◆ **The input**

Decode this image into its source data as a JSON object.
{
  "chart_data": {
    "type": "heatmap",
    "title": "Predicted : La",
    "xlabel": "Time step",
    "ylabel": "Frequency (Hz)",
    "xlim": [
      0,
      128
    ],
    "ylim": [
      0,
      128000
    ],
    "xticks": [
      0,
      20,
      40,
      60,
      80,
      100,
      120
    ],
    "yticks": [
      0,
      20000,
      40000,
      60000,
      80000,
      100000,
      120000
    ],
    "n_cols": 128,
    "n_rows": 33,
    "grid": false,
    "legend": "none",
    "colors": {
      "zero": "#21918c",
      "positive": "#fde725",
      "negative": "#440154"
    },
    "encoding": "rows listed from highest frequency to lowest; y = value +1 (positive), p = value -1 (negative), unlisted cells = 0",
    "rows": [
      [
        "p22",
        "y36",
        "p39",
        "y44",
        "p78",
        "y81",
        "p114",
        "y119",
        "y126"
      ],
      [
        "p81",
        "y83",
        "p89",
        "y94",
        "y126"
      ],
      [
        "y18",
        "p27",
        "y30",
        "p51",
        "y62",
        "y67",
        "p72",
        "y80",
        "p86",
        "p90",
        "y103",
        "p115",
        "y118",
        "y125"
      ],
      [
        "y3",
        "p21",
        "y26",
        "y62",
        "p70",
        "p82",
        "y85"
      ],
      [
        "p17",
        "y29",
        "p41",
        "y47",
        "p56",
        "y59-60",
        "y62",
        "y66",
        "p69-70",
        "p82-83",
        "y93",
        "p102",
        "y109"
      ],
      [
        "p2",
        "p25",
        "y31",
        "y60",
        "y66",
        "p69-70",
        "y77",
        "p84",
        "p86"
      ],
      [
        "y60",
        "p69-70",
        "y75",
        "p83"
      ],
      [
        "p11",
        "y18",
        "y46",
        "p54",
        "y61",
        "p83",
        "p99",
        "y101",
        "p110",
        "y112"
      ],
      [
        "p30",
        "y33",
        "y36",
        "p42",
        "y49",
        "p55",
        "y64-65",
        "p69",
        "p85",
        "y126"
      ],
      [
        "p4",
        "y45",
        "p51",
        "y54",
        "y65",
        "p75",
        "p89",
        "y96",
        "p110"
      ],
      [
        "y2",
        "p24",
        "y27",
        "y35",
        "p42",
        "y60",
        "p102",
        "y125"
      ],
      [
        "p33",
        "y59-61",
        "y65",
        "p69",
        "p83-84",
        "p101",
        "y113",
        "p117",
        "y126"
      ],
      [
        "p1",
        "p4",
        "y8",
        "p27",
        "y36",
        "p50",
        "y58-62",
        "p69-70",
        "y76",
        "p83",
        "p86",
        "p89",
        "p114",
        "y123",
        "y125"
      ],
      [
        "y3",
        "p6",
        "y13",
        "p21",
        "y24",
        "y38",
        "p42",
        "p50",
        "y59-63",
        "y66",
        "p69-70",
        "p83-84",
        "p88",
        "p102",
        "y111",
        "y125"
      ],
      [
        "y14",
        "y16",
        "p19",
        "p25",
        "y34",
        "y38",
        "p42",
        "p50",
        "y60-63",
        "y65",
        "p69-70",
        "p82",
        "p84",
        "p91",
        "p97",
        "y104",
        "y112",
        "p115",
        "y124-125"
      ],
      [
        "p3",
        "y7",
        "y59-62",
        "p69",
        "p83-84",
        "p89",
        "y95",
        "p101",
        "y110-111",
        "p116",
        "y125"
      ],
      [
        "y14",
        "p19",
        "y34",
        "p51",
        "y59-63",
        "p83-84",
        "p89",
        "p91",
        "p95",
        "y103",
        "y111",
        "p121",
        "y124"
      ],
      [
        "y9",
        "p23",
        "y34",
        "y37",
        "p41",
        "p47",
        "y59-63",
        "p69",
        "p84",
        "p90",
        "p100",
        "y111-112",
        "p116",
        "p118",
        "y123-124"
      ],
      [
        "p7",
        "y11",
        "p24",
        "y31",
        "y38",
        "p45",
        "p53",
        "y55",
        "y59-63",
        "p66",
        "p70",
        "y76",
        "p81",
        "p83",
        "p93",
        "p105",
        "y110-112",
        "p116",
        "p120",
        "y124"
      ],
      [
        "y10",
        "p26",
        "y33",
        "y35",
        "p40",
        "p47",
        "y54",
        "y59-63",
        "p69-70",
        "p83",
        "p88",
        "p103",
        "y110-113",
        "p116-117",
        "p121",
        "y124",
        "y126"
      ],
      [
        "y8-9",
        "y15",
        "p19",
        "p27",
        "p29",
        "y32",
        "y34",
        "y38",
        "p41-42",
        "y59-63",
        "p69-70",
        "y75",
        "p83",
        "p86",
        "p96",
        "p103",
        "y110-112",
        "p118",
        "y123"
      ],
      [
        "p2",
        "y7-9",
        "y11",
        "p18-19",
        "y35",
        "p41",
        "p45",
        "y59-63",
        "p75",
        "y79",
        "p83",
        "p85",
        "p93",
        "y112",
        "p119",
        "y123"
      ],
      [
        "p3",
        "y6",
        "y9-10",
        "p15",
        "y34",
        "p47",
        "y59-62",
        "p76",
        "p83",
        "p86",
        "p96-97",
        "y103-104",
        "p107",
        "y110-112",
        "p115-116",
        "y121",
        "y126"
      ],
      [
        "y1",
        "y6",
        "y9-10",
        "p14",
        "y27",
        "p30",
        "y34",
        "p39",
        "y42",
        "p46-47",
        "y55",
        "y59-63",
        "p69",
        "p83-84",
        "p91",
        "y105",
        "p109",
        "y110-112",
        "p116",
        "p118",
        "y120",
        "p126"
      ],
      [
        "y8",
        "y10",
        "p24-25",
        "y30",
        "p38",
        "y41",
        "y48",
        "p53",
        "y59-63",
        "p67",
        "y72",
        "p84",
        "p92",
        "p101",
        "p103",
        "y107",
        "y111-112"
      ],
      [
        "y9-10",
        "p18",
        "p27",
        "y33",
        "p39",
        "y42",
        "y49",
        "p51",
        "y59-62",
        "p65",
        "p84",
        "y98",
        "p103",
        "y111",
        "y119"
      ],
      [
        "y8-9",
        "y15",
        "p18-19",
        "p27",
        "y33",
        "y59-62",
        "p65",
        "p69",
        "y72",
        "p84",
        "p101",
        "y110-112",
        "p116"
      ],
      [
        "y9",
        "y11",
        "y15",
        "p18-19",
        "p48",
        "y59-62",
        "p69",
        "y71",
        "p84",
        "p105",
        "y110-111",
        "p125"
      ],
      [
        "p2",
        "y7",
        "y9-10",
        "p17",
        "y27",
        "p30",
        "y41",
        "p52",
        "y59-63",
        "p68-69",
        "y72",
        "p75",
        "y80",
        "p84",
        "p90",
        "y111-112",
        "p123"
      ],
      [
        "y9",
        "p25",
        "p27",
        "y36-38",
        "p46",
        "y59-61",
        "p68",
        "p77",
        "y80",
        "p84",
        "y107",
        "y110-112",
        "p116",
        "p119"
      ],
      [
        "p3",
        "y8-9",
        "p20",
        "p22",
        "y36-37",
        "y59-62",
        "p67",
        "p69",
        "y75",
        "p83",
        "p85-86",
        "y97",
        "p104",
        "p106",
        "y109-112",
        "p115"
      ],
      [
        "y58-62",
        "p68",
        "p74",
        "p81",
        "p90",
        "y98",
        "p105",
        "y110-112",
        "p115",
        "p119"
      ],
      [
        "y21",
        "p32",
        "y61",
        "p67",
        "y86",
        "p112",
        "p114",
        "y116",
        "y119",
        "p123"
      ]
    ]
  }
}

◆ **Brief**
Output each line of the listing in which the string "positive" is found.

◆ **Your solution**
      "positive": "#fde725",
    "encoding": "rows listed from highest frequency to lowest; y = value +1 (positive), p = value -1 (negative), unlisted cells = 0",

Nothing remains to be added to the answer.